● Problem to work on: Copy every line of the data below word for word, changing nothing.

Saved entries:
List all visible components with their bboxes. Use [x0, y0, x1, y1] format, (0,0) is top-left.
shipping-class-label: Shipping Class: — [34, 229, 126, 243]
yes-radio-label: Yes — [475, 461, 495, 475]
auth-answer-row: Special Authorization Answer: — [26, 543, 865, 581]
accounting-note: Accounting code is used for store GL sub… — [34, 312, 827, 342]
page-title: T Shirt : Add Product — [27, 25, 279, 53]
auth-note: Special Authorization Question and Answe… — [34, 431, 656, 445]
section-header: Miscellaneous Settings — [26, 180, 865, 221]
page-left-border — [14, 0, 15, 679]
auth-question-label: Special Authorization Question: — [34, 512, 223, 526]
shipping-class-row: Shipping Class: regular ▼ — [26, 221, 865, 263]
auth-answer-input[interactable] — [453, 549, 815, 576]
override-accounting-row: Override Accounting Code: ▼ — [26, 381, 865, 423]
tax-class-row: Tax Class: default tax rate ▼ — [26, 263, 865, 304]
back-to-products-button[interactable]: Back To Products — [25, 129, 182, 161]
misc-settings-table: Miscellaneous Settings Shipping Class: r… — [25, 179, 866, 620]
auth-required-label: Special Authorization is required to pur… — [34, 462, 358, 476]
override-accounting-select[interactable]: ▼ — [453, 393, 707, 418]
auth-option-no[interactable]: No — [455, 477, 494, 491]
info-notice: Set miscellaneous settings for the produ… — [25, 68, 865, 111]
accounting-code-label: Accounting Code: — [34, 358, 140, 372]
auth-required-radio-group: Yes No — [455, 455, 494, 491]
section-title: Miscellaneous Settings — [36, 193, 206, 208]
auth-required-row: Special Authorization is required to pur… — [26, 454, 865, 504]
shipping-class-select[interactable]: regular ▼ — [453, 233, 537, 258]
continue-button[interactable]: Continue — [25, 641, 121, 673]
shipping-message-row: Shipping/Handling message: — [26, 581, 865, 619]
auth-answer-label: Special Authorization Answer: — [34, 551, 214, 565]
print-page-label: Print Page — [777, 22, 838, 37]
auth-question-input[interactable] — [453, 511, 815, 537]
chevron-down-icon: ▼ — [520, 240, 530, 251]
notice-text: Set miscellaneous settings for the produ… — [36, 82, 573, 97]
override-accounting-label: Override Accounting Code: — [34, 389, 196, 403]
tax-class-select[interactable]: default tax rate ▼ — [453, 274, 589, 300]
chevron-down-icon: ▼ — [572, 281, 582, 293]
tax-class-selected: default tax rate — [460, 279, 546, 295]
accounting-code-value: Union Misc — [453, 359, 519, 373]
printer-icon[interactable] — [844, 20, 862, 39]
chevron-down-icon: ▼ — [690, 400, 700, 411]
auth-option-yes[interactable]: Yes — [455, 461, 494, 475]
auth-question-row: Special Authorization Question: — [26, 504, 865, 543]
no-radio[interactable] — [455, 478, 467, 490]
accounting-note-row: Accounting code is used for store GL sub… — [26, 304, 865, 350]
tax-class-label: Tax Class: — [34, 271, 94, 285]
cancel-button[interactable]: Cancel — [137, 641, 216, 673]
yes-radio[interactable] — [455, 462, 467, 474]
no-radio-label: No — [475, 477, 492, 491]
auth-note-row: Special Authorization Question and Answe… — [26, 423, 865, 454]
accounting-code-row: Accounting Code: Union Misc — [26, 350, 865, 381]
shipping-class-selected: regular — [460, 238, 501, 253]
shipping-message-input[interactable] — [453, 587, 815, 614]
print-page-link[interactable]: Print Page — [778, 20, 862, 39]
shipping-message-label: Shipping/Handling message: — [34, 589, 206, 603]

● Solution for this task:
List all visible components with their bboxes. Use [x0, y0, x1, y1] format, (0,0) is top-left.
shipping-class-label: Shipping Class: — [34, 229, 126, 243]
yes-radio-label: Yes — [475, 461, 495, 475]
auth-answer-row: Special Authorization Answer: — [26, 543, 865, 581]
accounting-note: Accounting code is used for store GL sub… — [34, 312, 827, 342]
page-title: T Shirt : Add Product — [27, 25, 279, 53]
auth-note: Special Authorization Question and Answe… — [34, 431, 656, 445]
section-header: Miscellaneous Settings — [26, 180, 865, 221]
page-left-border — [14, 0, 15, 679]
auth-question-label: Special Authorization Question: — [34, 512, 223, 526]
shipping-class-row: Shipping Class: regular ▼ — [26, 221, 865, 263]
auth-answer-input[interactable] — [453, 549, 815, 576]
override-accounting-row: Override Accounting Code: ▼ — [26, 381, 865, 423]
tax-class-row: Tax Class: default tax rate ▼ — [26, 263, 865, 304]
back-to-products-button[interactable]: Back To Products — [25, 129, 182, 161]
misc-settings-table: Miscellaneous Settings Shipping Class: r… — [25, 179, 866, 620]
auth-required-label: Special Authorization is required to pur… — [34, 462, 358, 476]
override-accounting-select[interactable]: ▼ — [453, 393, 707, 418]
auth-option-no[interactable]: No — [455, 477, 494, 491]
info-notice: Set miscellaneous settings for the produ… — [25, 68, 865, 111]
accounting-code-label: Accounting Code: — [34, 358, 140, 372]
auth-required-radio-group: Yes No — [455, 455, 494, 491]
section-title: Miscellaneous Settings — [36, 193, 206, 208]
auth-required-row: Special Authorization is required to pur… — [26, 454, 865, 504]
shipping-class-select[interactable]: regular ▼ — [453, 233, 537, 258]
continue-button[interactable]: Continue — [25, 641, 121, 673]
shipping-message-row: Shipping/Handling message: — [26, 581, 865, 619]
auth-answer-label: Special Authorization Answer: — [34, 551, 214, 565]
print-page-label: Print Page — [777, 22, 838, 37]
auth-question-input[interactable] — [453, 511, 815, 537]
chevron-down-icon: ▼ — [520, 240, 530, 251]
notice-text: Set miscellaneous settings for the produ… — [36, 82, 573, 97]
override-accounting-label: Override Accounting Code: — [34, 389, 196, 403]
tax-class-select[interactable]: default tax rate ▼ — [453, 274, 589, 300]
chevron-down-icon: ▼ — [572, 281, 582, 293]
tax-class-selected: default tax rate — [460, 279, 546, 295]
accounting-code-value: Union Misc — [453, 359, 519, 373]
printer-icon[interactable] — [844, 20, 862, 39]
chevron-down-icon: ▼ — [690, 400, 700, 411]
auth-option-yes[interactable]: Yes — [455, 461, 494, 475]
auth-question-row: Special Authorization Question: — [26, 504, 865, 543]
no-radio[interactable] — [455, 478, 467, 490]
accounting-note-row: Accounting code is used for store GL sub… — [26, 304, 865, 350]
tax-class-label: Tax Class: — [34, 271, 94, 285]
cancel-button[interactable]: Cancel — [137, 641, 216, 673]
yes-radio[interactable] — [455, 462, 467, 474]
no-radio-label: No — [475, 477, 492, 491]
auth-note-row: Special Authorization Question and Answe… — [26, 423, 865, 454]
accounting-code-row: Accounting Code: Union Misc — [26, 350, 865, 381]
shipping-class-selected: regular — [460, 238, 501, 253]
shipping-message-input[interactable] — [453, 587, 815, 614]
print-page-link[interactable]: Print Page — [778, 20, 862, 39]
shipping-message-label: Shipping/Handling message: — [34, 589, 206, 603]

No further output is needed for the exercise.